Written exercise
State how many lines in the records hold the word "故B项错误", giving the number and no other text.

======== Extracted information

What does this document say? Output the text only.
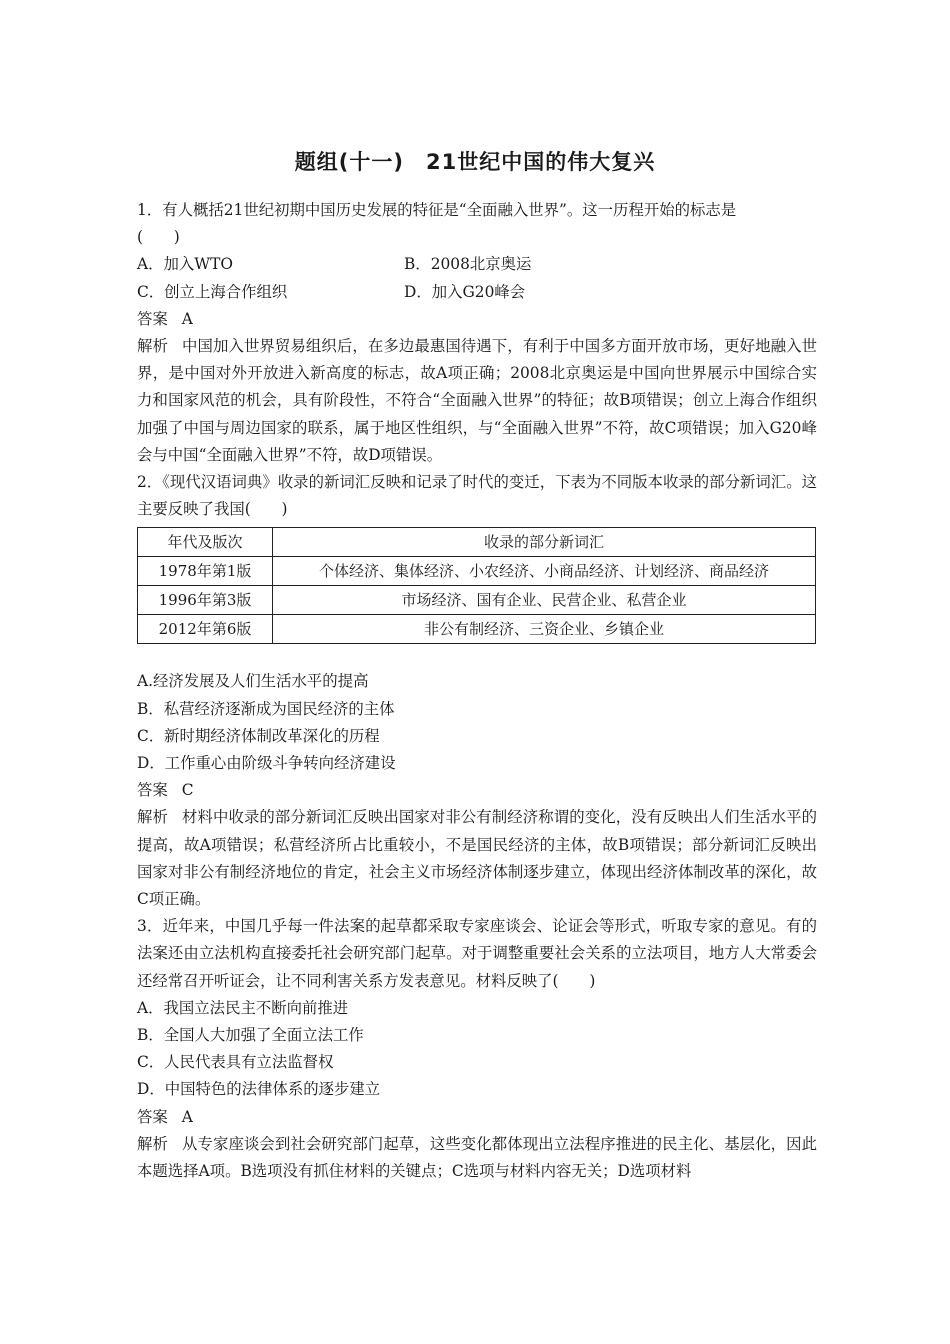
题组(十一)　21世纪中国的伟大复兴

1．有人概括21世纪初期中国历史发展的特征是“全面融入世界”。这一历程开始的标志是

(　　)

A．加入WTO	B．2008北京奥运
C．创立上海合作组织	D．加入G20峰会

答案 A

解析 中国加入世界贸易组织后，在多边最惠国待遇下，有利于中国多方面开放市场，更好地融入世界，是中国对外开放进入新高度的标志，故A项正确；2008北京奥运是中国向世界展示中国综合实力和国家风范的机会，具有阶段性，不符合“全面融入世界”的特征；故B项错误；创立上海合作组织加强了中国与周边国家的联系，属于地区性组织，与“全面融入世界”不符，故C项错误；加入G20峰会与中国“全面融入世界”不符，故D项错误。

2．《现代汉语词典》收录的新词汇反映和记录了时代的变迁，下表为不同版本收录的部分新词汇。这主要反映了我国(　　)

年代及版次	收录的部分新词汇
1978年第1版	个体经济、集体经济、小农经济、小商品经济、计划经济、商品经济
1996年第3版	市场经济、国有企业、民营企业、私营企业
2012年第6版	非公有制经济、三资企业、乡镇企业

A.经济发展及人们生活水平的提高

B．私营经济逐渐成为国民经济的主体

C．新时期经济体制改革深化的历程

D．工作重心由阶级斗争转向经济建设

答案 C

解析 材料中收录的部分新词汇反映出国家对非公有制经济称谓的变化，没有反映出人们生活水平的提高，故A项错误；私营经济所占比重较小，不是国民经济的主体，故B项错误；部分新词汇反映出国家对非公有制经济地位的肯定，社会主义市场经济体制逐步建立，体现出经济体制改革的深化，故C项正确。

3．近年来，中国几乎每一件法案的起草都采取专家座谈会、论证会等形式，听取专家的意见。有的法案还由立法机构直接委托社会研究部门起草。对于调整重要社会关系的立法项目，地方人大常委会还经常召开听证会，让不同利害关系方发表意见。材料反映了(　　)

A．我国立法民主不断向前推进

B．全国人大加强了全面立法工作

C．人民代表具有立法监督权

D．中国特色的法律体系的逐步建立

答案 A

解析 从专家座谈会到社会研究部门起草，这些变化都体现出立法程序推进的民主化、基层化，因此本题选择A项。B选项没有抓住材料的关键点；C选项与材料内容无关；D选项材料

================

Task response
2